▸ **Goal**: Copy every line from the records below that holds the word "Lautakuntien".

▸ **Figure record extracts**:

———

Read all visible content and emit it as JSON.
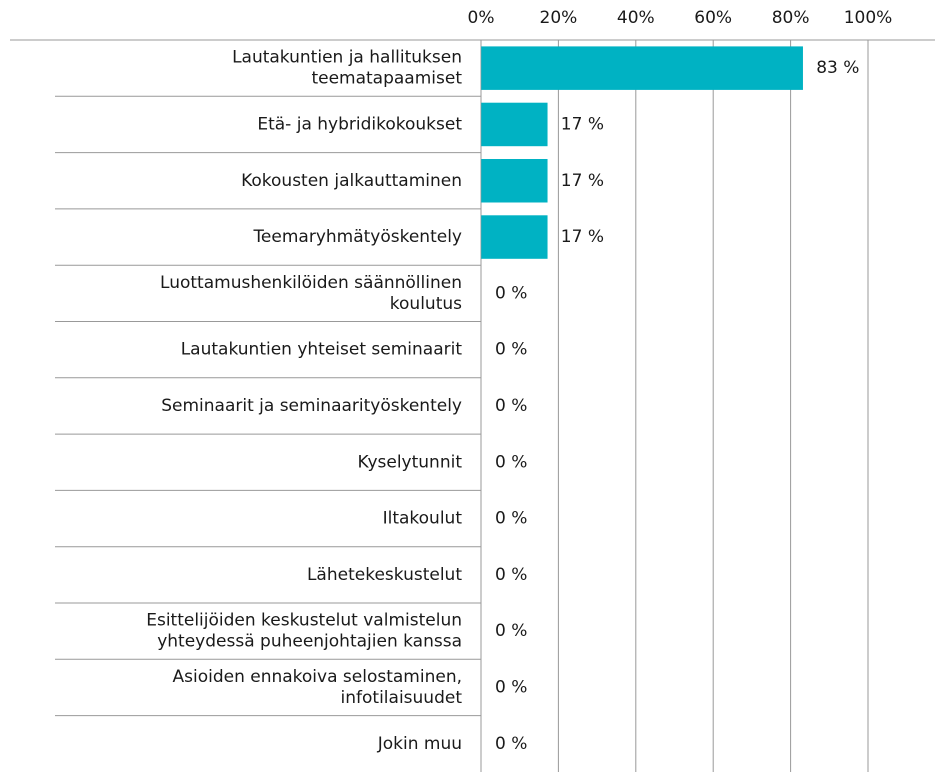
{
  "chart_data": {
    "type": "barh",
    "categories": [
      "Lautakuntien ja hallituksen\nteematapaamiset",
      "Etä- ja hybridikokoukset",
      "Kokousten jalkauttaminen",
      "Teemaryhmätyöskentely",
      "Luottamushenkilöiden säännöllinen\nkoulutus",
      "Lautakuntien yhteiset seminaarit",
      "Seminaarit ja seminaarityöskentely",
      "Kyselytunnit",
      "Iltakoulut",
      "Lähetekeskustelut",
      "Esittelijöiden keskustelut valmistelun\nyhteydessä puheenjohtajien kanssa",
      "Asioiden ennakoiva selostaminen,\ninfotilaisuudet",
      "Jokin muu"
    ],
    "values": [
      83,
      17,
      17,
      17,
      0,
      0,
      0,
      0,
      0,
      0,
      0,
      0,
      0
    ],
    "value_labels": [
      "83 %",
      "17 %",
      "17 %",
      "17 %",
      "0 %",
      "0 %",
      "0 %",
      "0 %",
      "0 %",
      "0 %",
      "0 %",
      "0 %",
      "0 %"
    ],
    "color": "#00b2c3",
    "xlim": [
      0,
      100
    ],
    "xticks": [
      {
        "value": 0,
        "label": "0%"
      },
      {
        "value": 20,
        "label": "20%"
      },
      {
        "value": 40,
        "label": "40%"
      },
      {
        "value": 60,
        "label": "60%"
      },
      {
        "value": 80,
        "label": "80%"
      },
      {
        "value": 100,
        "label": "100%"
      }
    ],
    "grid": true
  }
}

———

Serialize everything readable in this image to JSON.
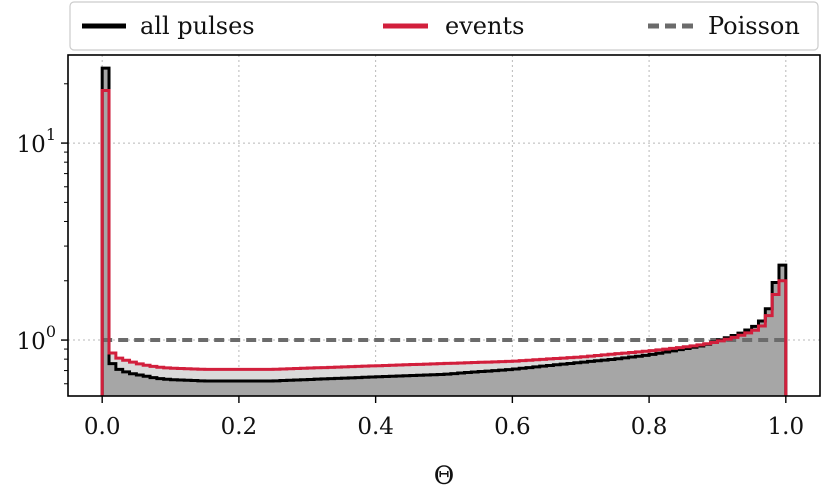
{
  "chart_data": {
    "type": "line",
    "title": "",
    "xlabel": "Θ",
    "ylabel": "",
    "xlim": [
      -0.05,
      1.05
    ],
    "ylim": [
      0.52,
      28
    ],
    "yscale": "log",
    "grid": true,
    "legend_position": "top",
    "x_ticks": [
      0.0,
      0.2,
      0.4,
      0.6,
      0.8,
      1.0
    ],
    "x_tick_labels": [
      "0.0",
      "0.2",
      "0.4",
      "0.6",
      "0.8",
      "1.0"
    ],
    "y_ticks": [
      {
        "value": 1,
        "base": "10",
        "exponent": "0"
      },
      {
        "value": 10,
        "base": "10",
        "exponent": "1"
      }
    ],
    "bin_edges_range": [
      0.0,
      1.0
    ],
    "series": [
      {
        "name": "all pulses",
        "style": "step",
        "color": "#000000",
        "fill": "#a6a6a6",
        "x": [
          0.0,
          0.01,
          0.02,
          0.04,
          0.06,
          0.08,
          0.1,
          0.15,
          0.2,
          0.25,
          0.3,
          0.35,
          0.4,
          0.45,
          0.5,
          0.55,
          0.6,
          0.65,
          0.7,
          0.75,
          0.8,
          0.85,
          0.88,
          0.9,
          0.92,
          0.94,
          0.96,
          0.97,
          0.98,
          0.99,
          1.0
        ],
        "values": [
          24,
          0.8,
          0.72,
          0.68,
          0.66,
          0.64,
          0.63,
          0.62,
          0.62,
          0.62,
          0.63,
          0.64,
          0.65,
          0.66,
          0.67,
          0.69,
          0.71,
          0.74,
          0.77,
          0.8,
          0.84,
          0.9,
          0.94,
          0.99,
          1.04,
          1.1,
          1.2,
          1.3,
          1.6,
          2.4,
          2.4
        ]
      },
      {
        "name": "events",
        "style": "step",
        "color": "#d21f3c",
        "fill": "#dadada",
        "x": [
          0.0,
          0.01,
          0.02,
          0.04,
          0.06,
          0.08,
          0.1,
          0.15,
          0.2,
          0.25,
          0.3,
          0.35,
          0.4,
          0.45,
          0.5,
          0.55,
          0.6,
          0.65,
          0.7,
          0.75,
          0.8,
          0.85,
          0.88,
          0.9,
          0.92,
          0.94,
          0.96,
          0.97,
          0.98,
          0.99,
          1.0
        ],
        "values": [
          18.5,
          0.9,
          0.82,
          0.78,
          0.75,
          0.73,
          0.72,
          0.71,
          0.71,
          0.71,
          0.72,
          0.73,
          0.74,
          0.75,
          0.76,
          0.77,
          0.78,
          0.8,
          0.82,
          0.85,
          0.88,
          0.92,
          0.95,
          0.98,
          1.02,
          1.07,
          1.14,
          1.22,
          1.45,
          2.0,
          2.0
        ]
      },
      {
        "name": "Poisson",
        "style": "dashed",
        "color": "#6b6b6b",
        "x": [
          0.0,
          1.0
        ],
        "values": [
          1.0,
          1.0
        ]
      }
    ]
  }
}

———

▸ **Exercise result**:
      "Lautakuntien ja hallituksen\nteematapaamiset",
      "Lautakuntien yhteiset seminaarit",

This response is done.